### Exercise details
Return the records, each one exactly as written.

### Records for processing
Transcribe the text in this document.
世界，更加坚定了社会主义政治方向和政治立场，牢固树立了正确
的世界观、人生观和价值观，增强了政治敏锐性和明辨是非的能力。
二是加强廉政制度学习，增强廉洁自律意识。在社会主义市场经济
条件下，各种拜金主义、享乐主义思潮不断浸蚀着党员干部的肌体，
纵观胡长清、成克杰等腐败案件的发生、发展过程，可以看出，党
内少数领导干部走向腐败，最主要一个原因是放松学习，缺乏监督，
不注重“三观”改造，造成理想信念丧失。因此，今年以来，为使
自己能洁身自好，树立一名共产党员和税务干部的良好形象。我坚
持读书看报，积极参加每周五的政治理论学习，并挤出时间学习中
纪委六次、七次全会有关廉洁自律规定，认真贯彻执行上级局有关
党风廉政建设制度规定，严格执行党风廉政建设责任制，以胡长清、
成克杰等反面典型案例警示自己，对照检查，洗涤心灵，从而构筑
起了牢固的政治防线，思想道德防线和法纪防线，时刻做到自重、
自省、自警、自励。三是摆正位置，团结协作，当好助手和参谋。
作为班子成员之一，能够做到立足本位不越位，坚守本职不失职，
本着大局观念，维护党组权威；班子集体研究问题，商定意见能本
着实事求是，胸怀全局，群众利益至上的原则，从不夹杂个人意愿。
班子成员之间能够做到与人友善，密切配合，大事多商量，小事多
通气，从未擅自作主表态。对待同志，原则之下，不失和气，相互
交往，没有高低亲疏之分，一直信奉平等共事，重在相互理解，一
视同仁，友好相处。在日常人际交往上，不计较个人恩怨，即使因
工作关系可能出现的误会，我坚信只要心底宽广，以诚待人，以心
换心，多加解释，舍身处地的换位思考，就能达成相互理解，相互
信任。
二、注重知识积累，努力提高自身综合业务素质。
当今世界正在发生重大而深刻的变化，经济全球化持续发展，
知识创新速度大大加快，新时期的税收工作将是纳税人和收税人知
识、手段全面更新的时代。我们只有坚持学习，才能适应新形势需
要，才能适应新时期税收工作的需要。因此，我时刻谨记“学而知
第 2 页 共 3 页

### The result
Transcribe the text in this document.
世界，更加坚定了社会主义政治方向和政治立场，牢固树立了正确
的世界观、人生观和价值观，增强了政治敏锐性和明辨是非的能力。
二是加强廉政制度学习，增强廉洁自律意识。在社会主义市场经济
条件下，各种拜金主义、享乐主义思潮不断浸蚀着党员干部的肌体，
纵观胡长清、成克杰等腐败案件的发生、发展过程，可以看出，党
内少数领导干部走向腐败，最主要一个原因是放松学习，缺乏监督，
不注重“三观”改造，造成理想信念丧失。因此，今年以来，为使
自己能洁身自好，树立一名共产党员和税务干部的良好形象。我坚
持读书看报，积极参加每周五的政治理论学习，并挤出时间学习中
纪委六次、七次全会有关廉洁自律规定，认真贯彻执行上级局有关
党风廉政建设制度规定，严格执行党风廉政建设责任制，以胡长清、
成克杰等反面典型案例警示自己，对照检查，洗涤心灵，从而构筑
起了牢固的政治防线，思想道德防线和法纪防线，时刻做到自重、
自省、自警、自励。三是摆正位置，团结协作，当好助手和参谋。
作为班子成员之一，能够做到立足本位不越位，坚守本职不失职，
本着大局观念，维护党组权威；班子集体研究问题，商定意见能本
着实事求是，胸怀全局，群众利益至上的原则，从不夹杂个人意愿。
班子成员之间能够做到与人友善，密切配合，大事多商量，小事多
通气，从未擅自作主表态。对待同志，原则之下，不失和气，相互
交往，没有高低亲疏之分，一直信奉平等共事，重在相互理解，一
视同仁，友好相处。在日常人际交往上，不计较个人恩怨，即使因
工作关系可能出现的误会，我坚信只要心底宽广，以诚待人，以心
换心，多加解释，舍身处地的换位思考，就能达成相互理解，相互
信任。
二、注重知识积累，努力提高自身综合业务素质。
当今世界正在发生重大而深刻的变化，经济全球化持续发展，
知识创新速度大大加快，新时期的税收工作将是纳税人和收税人知
识、手段全面更新的时代。我们只有坚持学习，才能适应新形势需
要，才能适应新时期税收工作的需要。因此，我时刻谨记“学而知
第 2 页 共 3 页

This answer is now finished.